- [EXERCISE BRIEF]: Check each line of the listing below for the string "series", and copy the ones that have it.

- [GIVEN DATA]:

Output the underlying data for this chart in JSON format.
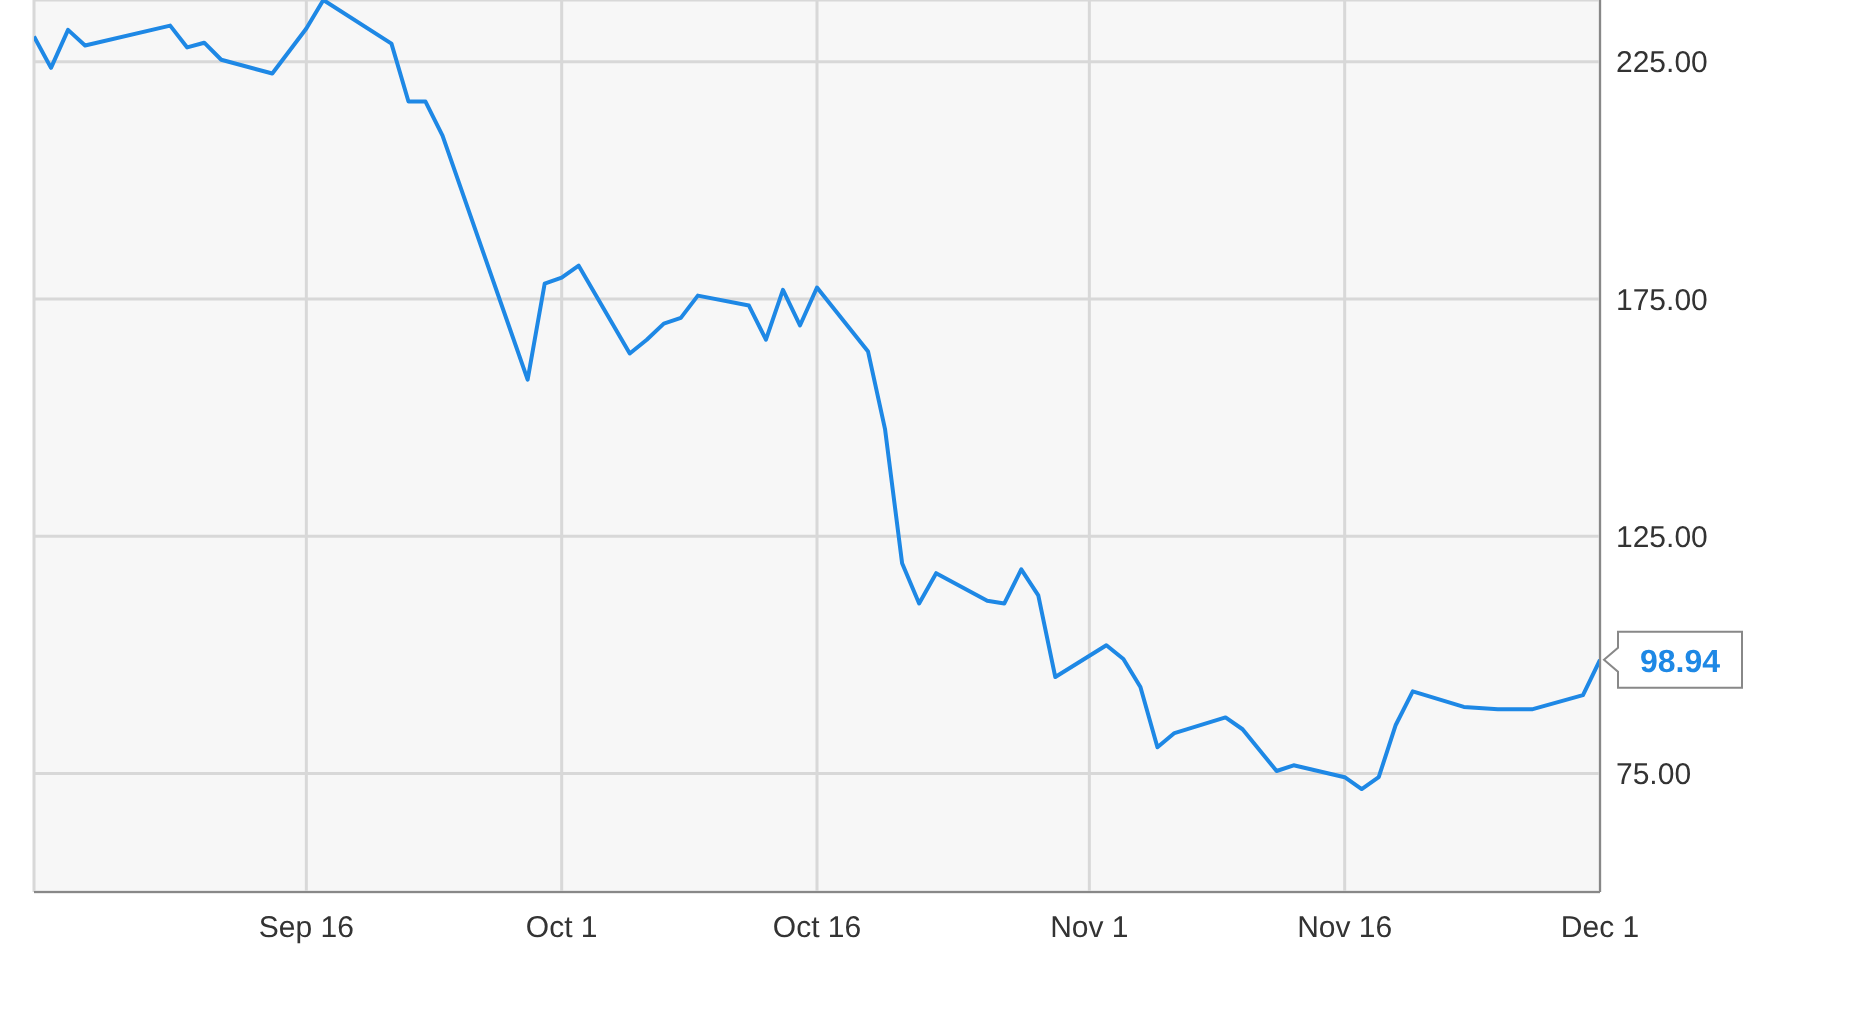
{
  "chart_data": {
    "type": "line",
    "x": [
      "--08-31",
      "--09-01",
      "--09-02",
      "--09-03",
      "--09-08",
      "--09-09",
      "--09-10",
      "--09-11",
      "--09-14",
      "--09-16",
      "--09-17",
      "--09-21",
      "--09-22",
      "--09-23",
      "--09-24",
      "--09-29",
      "--09-30",
      "--10-01",
      "--10-02",
      "--10-05",
      "--10-06",
      "--10-07",
      "--10-08",
      "--10-09",
      "--10-12",
      "--10-13",
      "--10-14",
      "--10-15",
      "--10-16",
      "--10-19",
      "--10-20",
      "--10-21",
      "--10-22",
      "--10-23",
      "--10-26",
      "--10-27",
      "--10-28",
      "--10-29",
      "--10-30",
      "--11-02",
      "--11-03",
      "--11-04",
      "--11-05",
      "--11-06",
      "--11-09",
      "--11-10",
      "--11-12",
      "--11-13",
      "--11-16",
      "--11-17",
      "--11-18",
      "--11-19",
      "--11-20",
      "--11-23",
      "--11-25",
      "--11-27",
      "--11-30",
      "--12-01"
    ],
    "series": [
      {
        "color": "#1e88e5",
        "values": [
          230.3,
          223.7,
          231.7,
          228.4,
          232.6,
          228,
          229,
          225.4,
          222.5,
          232,
          238,
          228.8,
          216.6,
          216.6,
          209.4,
          158,
          178.2,
          179.5,
          182,
          163.5,
          166.4,
          169.8,
          171,
          175.7,
          173.6,
          166.4,
          176.9,
          169.4,
          177.4,
          163.9,
          147.5,
          119.3,
          110.8,
          117.2,
          111.4,
          110.8,
          118,
          112.5,
          95.3,
          102,
          99.1,
          93.2,
          80.5,
          83.5,
          86.8,
          84.3,
          75.5,
          76.7,
          74.2,
          71.7,
          74.2,
          85.2,
          92.3,
          89,
          88.5,
          88.5,
          91.5,
          98.94
        ]
      }
    ],
    "xlim": [
      "--08-31",
      "--12-01"
    ],
    "xticks": [
      {
        "value": "--09-16",
        "label": "Sep 16"
      },
      {
        "value": "--10-01",
        "label": "Oct 1"
      },
      {
        "value": "--10-16",
        "label": "Oct 16"
      },
      {
        "value": "--11-01",
        "label": "Nov 1"
      },
      {
        "value": "--11-16",
        "label": "Nov 16"
      },
      {
        "value": "--12-01",
        "label": "Dec 1"
      }
    ],
    "ylim": [
      50,
      238
    ],
    "yticks": [
      {
        "value": 75,
        "label": "75.00"
      },
      {
        "value": 125,
        "label": "125.00"
      },
      {
        "value": 175,
        "label": "175.00"
      },
      {
        "value": 225,
        "label": "225.00"
      }
    ],
    "annotations": [
      {
        "text": "98.94",
        "x": "--12-01",
        "y": 98.94
      }
    ],
    "grid": true,
    "legend": false,
    "marker": "none",
    "line_style": "solid"
  }
}
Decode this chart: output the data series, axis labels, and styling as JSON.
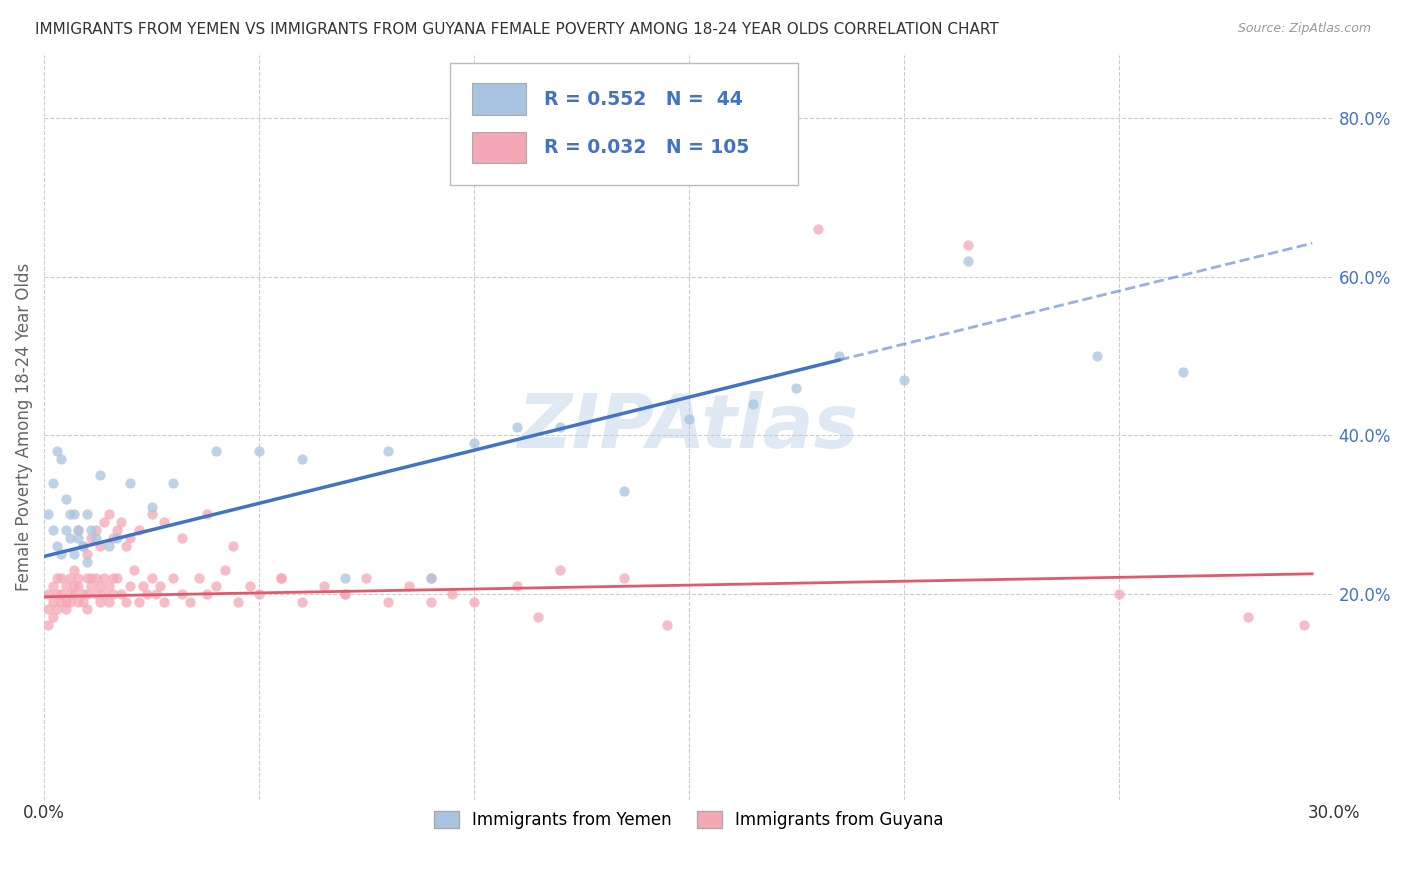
{
  "title": "IMMIGRANTS FROM YEMEN VS IMMIGRANTS FROM GUYANA FEMALE POVERTY AMONG 18-24 YEAR OLDS CORRELATION CHART",
  "source": "Source: ZipAtlas.com",
  "ylabel": "Female Poverty Among 18-24 Year Olds",
  "legend_label1": "Immigrants from Yemen",
  "legend_label2": "Immigrants from Guyana",
  "R1": "0.552",
  "N1": "44",
  "R2": "0.032",
  "N2": "105",
  "xmin": 0.0,
  "xmax": 0.3,
  "ymin": -0.06,
  "ymax": 0.88,
  "right_yticks": [
    0.2,
    0.4,
    0.6,
    0.8
  ],
  "right_yticklabels": [
    "20.0%",
    "40.0%",
    "60.0%",
    "80.0%"
  ],
  "xticks": [
    0.0,
    0.05,
    0.1,
    0.15,
    0.2,
    0.25,
    0.3
  ],
  "xticklabels": [
    "0.0%",
    "",
    "",
    "",
    "",
    "",
    "30.0%"
  ],
  "color_yemen": "#a8c4e0",
  "color_guyana": "#f4a7b5",
  "line_color_yemen": "#4472c4",
  "line_color_guyana": "#e05a6e",
  "scatter_alpha": 0.75,
  "scatter_size": 55,
  "watermark": "ZIPAtlas",
  "title_color": "#333333",
  "axis_label_color": "#666666",
  "right_axis_color": "#4472c4",
  "grid_color": "#cccccc",
  "yemen_line_x0": 0.0,
  "yemen_line_y0": 0.247,
  "yemen_line_x1": 0.185,
  "yemen_line_y1": 0.495,
  "guyana_line_x0": 0.0,
  "guyana_line_y0": 0.196,
  "guyana_line_x1": 0.295,
  "guyana_line_y1": 0.225,
  "yemen_x": [
    0.001,
    0.002,
    0.002,
    0.003,
    0.003,
    0.004,
    0.004,
    0.005,
    0.005,
    0.006,
    0.006,
    0.007,
    0.007,
    0.008,
    0.008,
    0.009,
    0.01,
    0.01,
    0.011,
    0.012,
    0.013,
    0.015,
    0.017,
    0.02,
    0.025,
    0.03,
    0.04,
    0.05,
    0.06,
    0.07,
    0.08,
    0.09,
    0.1,
    0.11,
    0.12,
    0.135,
    0.15,
    0.165,
    0.175,
    0.185,
    0.2,
    0.215,
    0.245,
    0.265
  ],
  "yemen_y": [
    0.3,
    0.28,
    0.34,
    0.26,
    0.38,
    0.37,
    0.25,
    0.32,
    0.28,
    0.3,
    0.27,
    0.25,
    0.3,
    0.28,
    0.27,
    0.26,
    0.3,
    0.24,
    0.28,
    0.27,
    0.35,
    0.26,
    0.27,
    0.34,
    0.31,
    0.34,
    0.38,
    0.38,
    0.37,
    0.22,
    0.38,
    0.22,
    0.39,
    0.41,
    0.41,
    0.33,
    0.42,
    0.44,
    0.46,
    0.5,
    0.47,
    0.62,
    0.5,
    0.48
  ],
  "guyana_x": [
    0.001,
    0.001,
    0.001,
    0.002,
    0.002,
    0.002,
    0.003,
    0.003,
    0.003,
    0.004,
    0.004,
    0.004,
    0.005,
    0.005,
    0.005,
    0.006,
    0.006,
    0.006,
    0.007,
    0.007,
    0.007,
    0.008,
    0.008,
    0.008,
    0.009,
    0.009,
    0.01,
    0.01,
    0.01,
    0.011,
    0.011,
    0.012,
    0.012,
    0.013,
    0.013,
    0.014,
    0.014,
    0.015,
    0.015,
    0.016,
    0.016,
    0.017,
    0.018,
    0.019,
    0.02,
    0.021,
    0.022,
    0.023,
    0.024,
    0.025,
    0.026,
    0.027,
    0.028,
    0.03,
    0.032,
    0.034,
    0.036,
    0.038,
    0.04,
    0.042,
    0.045,
    0.048,
    0.05,
    0.055,
    0.06,
    0.065,
    0.07,
    0.075,
    0.08,
    0.085,
    0.09,
    0.095,
    0.1,
    0.11,
    0.12,
    0.135,
    0.008,
    0.009,
    0.01,
    0.011,
    0.012,
    0.013,
    0.014,
    0.015,
    0.016,
    0.017,
    0.018,
    0.019,
    0.02,
    0.022,
    0.025,
    0.028,
    0.032,
    0.038,
    0.044,
    0.055,
    0.07,
    0.09,
    0.115,
    0.145,
    0.18,
    0.215,
    0.25,
    0.28,
    0.293
  ],
  "guyana_y": [
    0.18,
    0.2,
    0.16,
    0.19,
    0.17,
    0.21,
    0.2,
    0.18,
    0.22,
    0.19,
    0.2,
    0.22,
    0.18,
    0.21,
    0.19,
    0.2,
    0.22,
    0.19,
    0.21,
    0.2,
    0.23,
    0.22,
    0.19,
    0.21,
    0.2,
    0.19,
    0.22,
    0.2,
    0.18,
    0.22,
    0.21,
    0.2,
    0.22,
    0.19,
    0.21,
    0.2,
    0.22,
    0.21,
    0.19,
    0.22,
    0.2,
    0.22,
    0.2,
    0.19,
    0.21,
    0.23,
    0.19,
    0.21,
    0.2,
    0.22,
    0.2,
    0.21,
    0.19,
    0.22,
    0.2,
    0.19,
    0.22,
    0.2,
    0.21,
    0.23,
    0.19,
    0.21,
    0.2,
    0.22,
    0.19,
    0.21,
    0.2,
    0.22,
    0.19,
    0.21,
    0.22,
    0.2,
    0.19,
    0.21,
    0.23,
    0.22,
    0.28,
    0.26,
    0.25,
    0.27,
    0.28,
    0.26,
    0.29,
    0.3,
    0.27,
    0.28,
    0.29,
    0.26,
    0.27,
    0.28,
    0.3,
    0.29,
    0.27,
    0.3,
    0.26,
    0.22,
    0.2,
    0.19,
    0.17,
    0.16,
    0.66,
    0.64,
    0.2,
    0.17,
    0.16
  ]
}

- [RESULT OF THE EXERCISE]:
    "series": [
Decode this chart: output the data series, axis labels, and styling as JSON.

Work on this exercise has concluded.